# SUPPLIED ENTRIES
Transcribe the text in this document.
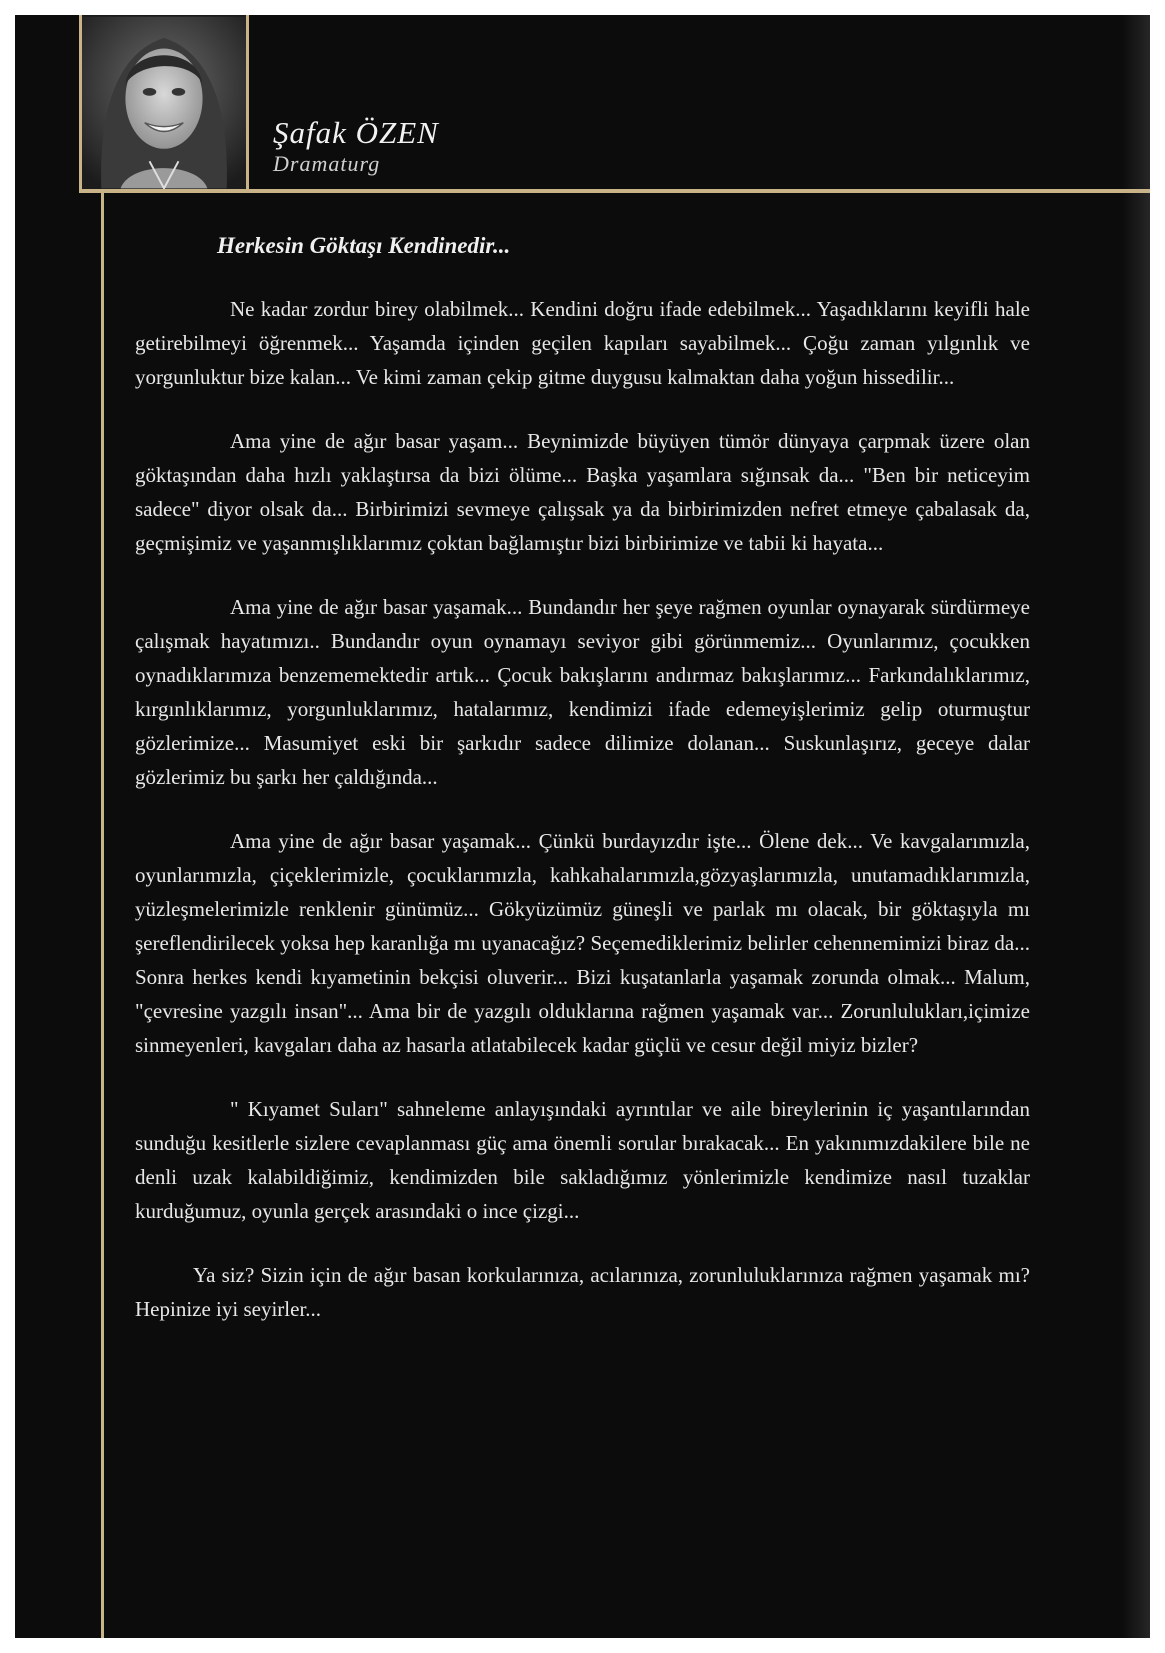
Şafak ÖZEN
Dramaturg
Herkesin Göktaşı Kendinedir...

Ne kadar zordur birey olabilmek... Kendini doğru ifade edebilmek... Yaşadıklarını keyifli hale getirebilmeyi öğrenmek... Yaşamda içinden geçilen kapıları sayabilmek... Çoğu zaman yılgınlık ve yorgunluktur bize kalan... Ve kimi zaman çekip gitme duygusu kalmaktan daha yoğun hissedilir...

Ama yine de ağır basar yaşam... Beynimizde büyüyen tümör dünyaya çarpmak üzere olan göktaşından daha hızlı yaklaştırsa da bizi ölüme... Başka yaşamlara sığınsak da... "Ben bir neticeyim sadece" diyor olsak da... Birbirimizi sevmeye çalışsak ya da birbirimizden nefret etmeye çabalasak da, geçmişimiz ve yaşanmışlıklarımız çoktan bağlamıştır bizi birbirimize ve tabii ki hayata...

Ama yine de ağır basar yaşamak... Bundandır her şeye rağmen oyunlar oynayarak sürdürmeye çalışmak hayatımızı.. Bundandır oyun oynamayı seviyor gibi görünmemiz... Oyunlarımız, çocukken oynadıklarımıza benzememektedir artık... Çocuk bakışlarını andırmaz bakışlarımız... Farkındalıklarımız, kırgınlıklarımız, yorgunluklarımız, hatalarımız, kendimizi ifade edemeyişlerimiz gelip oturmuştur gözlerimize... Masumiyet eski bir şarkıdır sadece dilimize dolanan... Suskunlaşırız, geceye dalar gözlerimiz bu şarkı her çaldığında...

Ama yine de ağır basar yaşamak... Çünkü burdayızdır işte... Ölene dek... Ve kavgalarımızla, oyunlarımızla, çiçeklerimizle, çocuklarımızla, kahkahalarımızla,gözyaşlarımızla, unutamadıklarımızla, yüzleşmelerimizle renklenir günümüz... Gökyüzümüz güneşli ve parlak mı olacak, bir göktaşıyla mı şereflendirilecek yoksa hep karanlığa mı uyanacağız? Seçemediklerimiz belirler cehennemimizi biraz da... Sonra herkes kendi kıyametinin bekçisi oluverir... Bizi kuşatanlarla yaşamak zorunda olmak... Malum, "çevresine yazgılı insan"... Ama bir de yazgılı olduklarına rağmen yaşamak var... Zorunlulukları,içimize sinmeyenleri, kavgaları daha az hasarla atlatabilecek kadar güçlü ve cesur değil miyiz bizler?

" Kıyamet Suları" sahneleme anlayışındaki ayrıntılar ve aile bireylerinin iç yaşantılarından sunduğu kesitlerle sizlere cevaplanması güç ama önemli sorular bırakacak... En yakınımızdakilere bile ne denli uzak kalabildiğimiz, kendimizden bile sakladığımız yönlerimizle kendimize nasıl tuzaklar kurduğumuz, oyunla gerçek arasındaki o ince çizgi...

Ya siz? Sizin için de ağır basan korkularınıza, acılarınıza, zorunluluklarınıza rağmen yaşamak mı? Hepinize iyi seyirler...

# PROMPT
All the records need to be repeated exactly, with the images dropped.

# TASK RESPONSE
Transcribe the text in this document.
Şafak ÖZEN
Dramaturg
Herkesin Göktaşı Kendinedir...

Ne kadar zordur birey olabilmek... Kendini doğru ifade edebilmek... Yaşadıklarını keyifli hale getirebilmeyi öğrenmek... Yaşamda içinden geçilen kapıları sayabilmek... Çoğu zaman yılgınlık ve yorgunluktur bize kalan... Ve kimi zaman çekip gitme duygusu kalmaktan daha yoğun hissedilir...

Ama yine de ağır basar yaşam... Beynimizde büyüyen tümör dünyaya çarpmak üzere olan göktaşından daha hızlı yaklaştırsa da bizi ölüme... Başka yaşamlara sığınsak da... "Ben bir neticeyim sadece" diyor olsak da... Birbirimizi sevmeye çalışsak ya da birbirimizden nefret etmeye çabalasak da, geçmişimiz ve yaşanmışlıklarımız çoktan bağlamıştır bizi birbirimize ve tabii ki hayata...

Ama yine de ağır basar yaşamak... Bundandır her şeye rağmen oyunlar oynayarak sürdürmeye çalışmak hayatımızı.. Bundandır oyun oynamayı seviyor gibi görünmemiz... Oyunlarımız, çocukken oynadıklarımıza benzememektedir artık... Çocuk bakışlarını andırmaz bakışlarımız... Farkındalıklarımız, kırgınlıklarımız, yorgunluklarımız, hatalarımız, kendimizi ifade edemeyişlerimiz gelip oturmuştur gözlerimize... Masumiyet eski bir şarkıdır sadece dilimize dolanan... Suskunlaşırız, geceye dalar gözlerimiz bu şarkı her çaldığında...

Ama yine de ağır basar yaşamak... Çünkü burdayızdır işte... Ölene dek... Ve kavgalarımızla, oyunlarımızla, çiçeklerimizle, çocuklarımızla, kahkahalarımızla,gözyaşlarımızla, unutamadıklarımızla, yüzleşmelerimizle renklenir günümüz... Gökyüzümüz güneşli ve parlak mı olacak, bir göktaşıyla mı şereflendirilecek yoksa hep karanlığa mı uyanacağız? Seçemediklerimiz belirler cehennemimizi biraz da... Sonra herkes kendi kıyametinin bekçisi oluverir... Bizi kuşatanlarla yaşamak zorunda olmak... Malum, "çevresine yazgılı insan"... Ama bir de yazgılı olduklarına rağmen yaşamak var... Zorunlulukları,içimize sinmeyenleri, kavgaları daha az hasarla atlatabilecek kadar güçlü ve cesur değil miyiz bizler?

" Kıyamet Suları" sahneleme anlayışındaki ayrıntılar ve aile bireylerinin iç yaşantılarından sunduğu kesitlerle sizlere cevaplanması güç ama önemli sorular bırakacak... En yakınımızdakilere bile ne denli uzak kalabildiğimiz, kendimizden bile sakladığımız yönlerimizle kendimize nasıl tuzaklar kurduğumuz, oyunla gerçek arasındaki o ince çizgi...

Ya siz? Sizin için de ağır basan korkularınıza, acılarınıza, zorunluluklarınıza rağmen yaşamak mı? Hepinize iyi seyirler...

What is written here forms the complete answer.